>> BEGIN STORED DATA
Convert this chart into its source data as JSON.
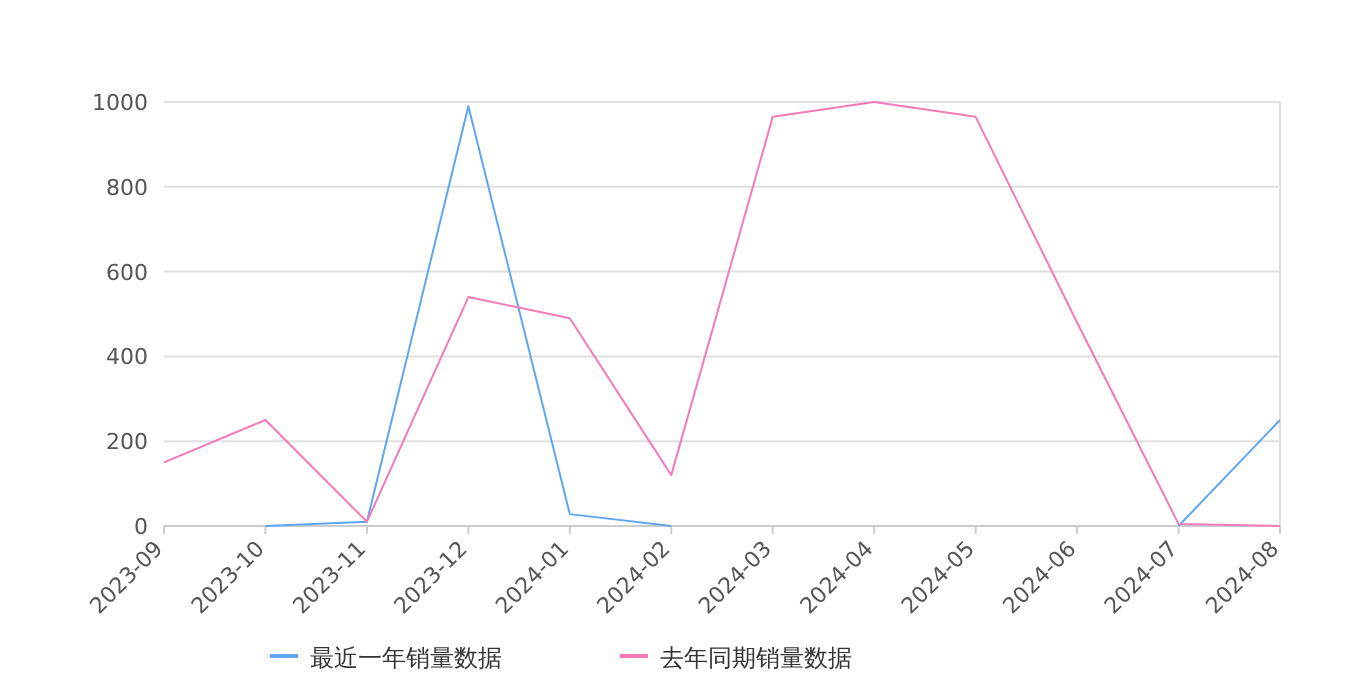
{
  "chart_data": {
    "type": "line",
    "categories": [
      "2023-09",
      "2023-10",
      "2023-11",
      "2023-12",
      "2024-01",
      "2024-02",
      "2024-03",
      "2024-04",
      "2024-05",
      "2024-06",
      "2024-07",
      "2024-08"
    ],
    "series": [
      {
        "name": "最近一年销量数据",
        "color": "#5ea6f2",
        "values": [
          null,
          0,
          10,
          990,
          28,
          0,
          null,
          null,
          null,
          null,
          0,
          250
        ]
      },
      {
        "name": "去年同期销量数据",
        "color": "#f27bb8",
        "values": [
          150,
          250,
          10,
          540,
          490,
          120,
          965,
          1000,
          965,
          480,
          5,
          0
        ]
      }
    ],
    "ylim": [
      0,
      1000
    ],
    "yticks": [
      0,
      200,
      400,
      600,
      800,
      1000
    ],
    "grid": "y",
    "legend": "bottom",
    "marker": "none",
    "line_style": "solid"
  }
}
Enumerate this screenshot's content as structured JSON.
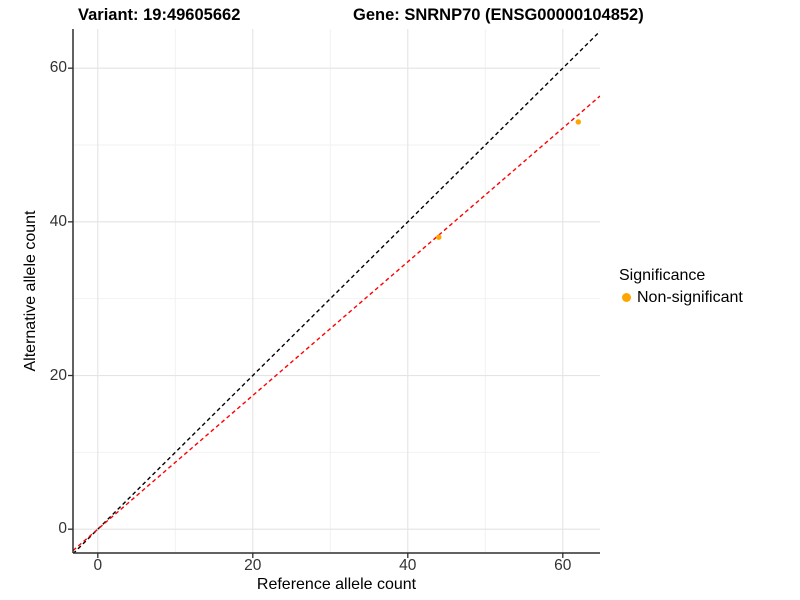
{
  "title": {
    "variant": "Variant: 19:49605662",
    "gene": "Gene: SNRNP70 (ENSG00000104852)"
  },
  "legend": {
    "title": "Significance",
    "items": [
      {
        "label": "Non-significant",
        "color": "#FFA500"
      }
    ]
  },
  "colors": {
    "background": "#ffffff",
    "axis": "#2e2e2e",
    "tick_text": "#333333",
    "grid_major": "#e4e4e4",
    "grid_minor": "#f2f2f2",
    "point": "#FFA500",
    "identity_line": "#000000",
    "fit_line": "#ff0000"
  },
  "chart_data": {
    "type": "scatter",
    "title": "Variant: 19:49605662    Gene: SNRNP70 (ENSG00000104852)",
    "xlabel": "Reference allele count",
    "ylabel": "Alternative allele count",
    "xlim": [
      -3.2,
      64.8
    ],
    "ylim": [
      -3.1,
      65.1
    ],
    "x_ticks": [
      0,
      20,
      40,
      60
    ],
    "y_ticks": [
      0,
      20,
      40,
      60
    ],
    "x_minor": [
      10,
      30,
      50
    ],
    "y_minor": [
      10,
      30,
      50
    ],
    "grid": true,
    "legend_position": "right",
    "series": [
      {
        "name": "Non-significant",
        "color": "#FFA500",
        "points": [
          {
            "x": 44,
            "y": 38
          },
          {
            "x": 62,
            "y": 53
          }
        ]
      }
    ],
    "lines": [
      {
        "name": "identity-line",
        "slope": 1,
        "intercept": 0,
        "color": "#000000",
        "style": "dashed"
      },
      {
        "name": "fit-line",
        "slope": 0.87,
        "intercept": 0,
        "color": "#ff0000",
        "style": "dashed"
      }
    ]
  }
}
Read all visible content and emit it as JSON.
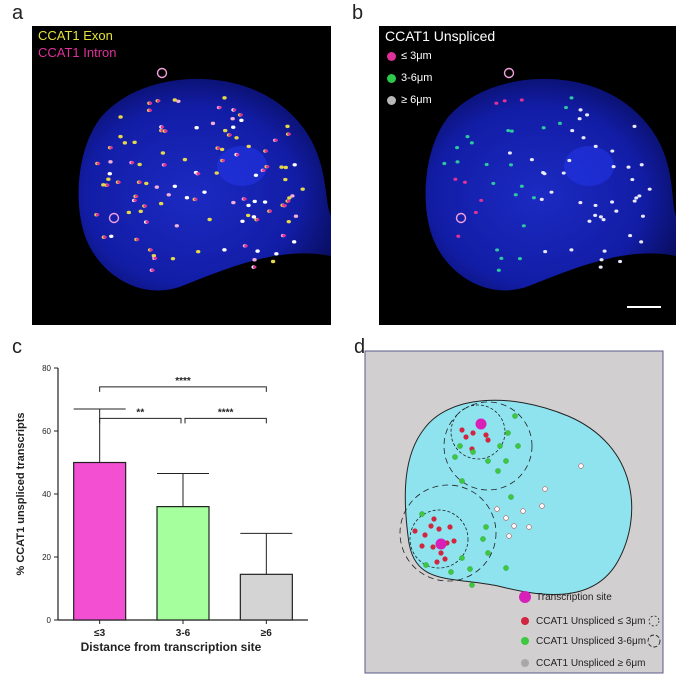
{
  "panels": {
    "a": {
      "letter": "a",
      "legend": [
        "CCAT1 Exon",
        "CCAT1 Intron"
      ],
      "legend_colors": [
        "#e6e23a",
        "#e0309a"
      ]
    },
    "b": {
      "letter": "b",
      "title": "CCAT1 Unspliced",
      "legend": [
        {
          "label": "≤ 3μm",
          "color": "#e0309a"
        },
        {
          "label": "3-6μm",
          "color": "#2ec84a"
        },
        {
          "label": "≥ 6μm",
          "color": "#b8b8b8"
        }
      ]
    },
    "c": {
      "letter": "c"
    },
    "d": {
      "letter": "d"
    }
  },
  "chart_data": {
    "type": "bar",
    "categories": [
      "≤3",
      "3-6",
      "≥6"
    ],
    "values": [
      50,
      36,
      14.5
    ],
    "errors": [
      17,
      10.5,
      13
    ],
    "colors": [
      "#f24fd2",
      "#a4ff9c",
      "#d4d4d4"
    ],
    "xlabel": "Distance from transcription site",
    "ylabel": "% CCAT1 unspliced transcripts",
    "ylim": [
      0,
      80
    ],
    "yticks": [
      0,
      20,
      40,
      60,
      80
    ],
    "significance": [
      {
        "from": 0,
        "to": 1,
        "label": "**"
      },
      {
        "from": 1,
        "to": 2,
        "label": "****"
      },
      {
        "from": 0,
        "to": 2,
        "label": "****"
      }
    ]
  },
  "diagram": {
    "legend": [
      {
        "label": "Transcription site",
        "color": "#d620b8"
      },
      {
        "label": "CCAT1 Unspliced ≤ 3μm",
        "color": "#d12540"
      },
      {
        "label": "CCAT1 Unspliced  3-6μm",
        "color": "#3ec840"
      },
      {
        "label": "CCAT1 Unspliced ≥ 6μm",
        "color": "#a8a8a8"
      }
    ]
  }
}
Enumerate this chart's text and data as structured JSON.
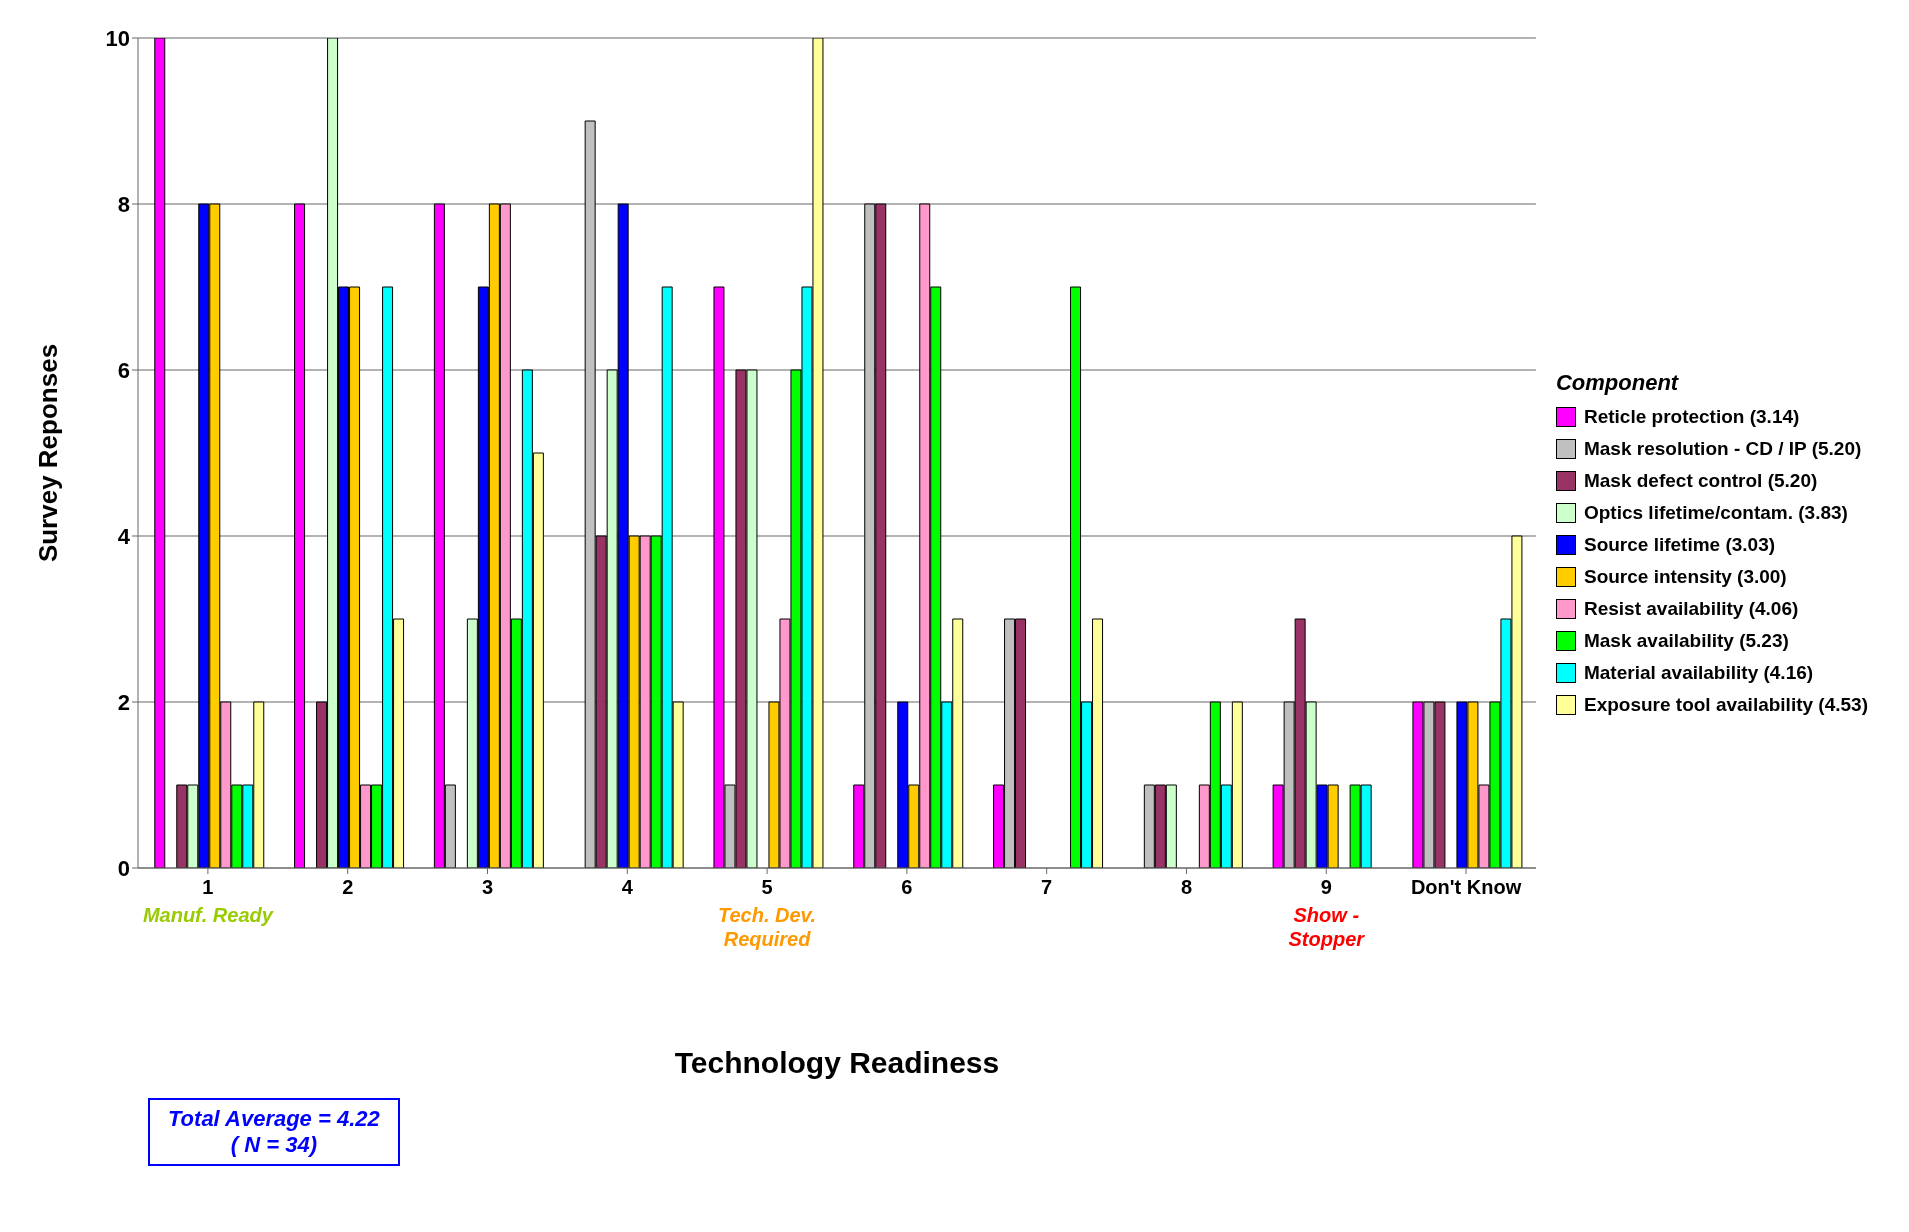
{
  "chart_data": {
    "type": "bar",
    "xlabel": "Technology Readiness",
    "ylabel": "Survey Reponses",
    "legend_title": "Component",
    "categories": [
      "1",
      "2",
      "3",
      "4",
      "5",
      "6",
      "7",
      "8",
      "9",
      "Don't Know"
    ],
    "series": [
      {
        "name": "Reticle protection (3.14)",
        "color": "#ff00ff",
        "values": [
          10,
          8,
          8,
          0,
          7,
          1,
          1,
          0,
          1,
          2
        ]
      },
      {
        "name": "Mask resolution - CD / IP (5.20)",
        "color": "#c0c0c0",
        "values": [
          0,
          0,
          1,
          9,
          1,
          8,
          3,
          1,
          2,
          2
        ]
      },
      {
        "name": "Mask defect control (5.20)",
        "color": "#993366",
        "values": [
          1,
          2,
          0,
          4,
          6,
          8,
          3,
          1,
          3,
          2
        ]
      },
      {
        "name": "Optics lifetime/contam. (3.83)",
        "color": "#ccffcc",
        "values": [
          1,
          10,
          3,
          6,
          6,
          0,
          0,
          1,
          2,
          0
        ]
      },
      {
        "name": "Source lifetime (3.03)",
        "color": "#0000ff",
        "values": [
          8,
          7,
          7,
          8,
          0,
          2,
          0,
          0,
          1,
          2
        ]
      },
      {
        "name": "Source intensity  (3.00)",
        "color": "#ffcc00",
        "values": [
          8,
          7,
          8,
          4,
          2,
          1,
          0,
          0,
          1,
          2
        ]
      },
      {
        "name": "Resist availability (4.06)",
        "color": "#ff99cc",
        "values": [
          2,
          1,
          8,
          4,
          3,
          8,
          0,
          1,
          0,
          1
        ]
      },
      {
        "name": "Mask availability (5.23)",
        "color": "#00ff00",
        "values": [
          1,
          1,
          3,
          4,
          6,
          7,
          7,
          2,
          1,
          2
        ]
      },
      {
        "name": "Material availability (4.16)",
        "color": "#00ffff",
        "values": [
          1,
          7,
          6,
          7,
          7,
          2,
          2,
          1,
          1,
          3
        ]
      },
      {
        "name": "Exposure tool availability (4.53)",
        "color": "#ffff99",
        "values": [
          2,
          3,
          5,
          2,
          10,
          3,
          3,
          2,
          0,
          4
        ]
      }
    ],
    "ylim": [
      0,
      10
    ],
    "yticks": [
      0,
      2,
      4,
      6,
      8,
      10
    ],
    "grid": "y",
    "legend": "right",
    "annotations": [
      "Manuf. Ready",
      "Tech. Dev. Required",
      "Show - Stopper",
      "Total Average = 4.22\n( N = 34)"
    ]
  }
}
>> END STORED DATA
## AIM
All lines above with "ylabel" in them should be returned.

## ANSWER BELOW
    "ylabel": "Alternative allele count",
    "ylabel": "% CCAT1 unspliced transcripts",
    "ylabel": "Survey Reponses",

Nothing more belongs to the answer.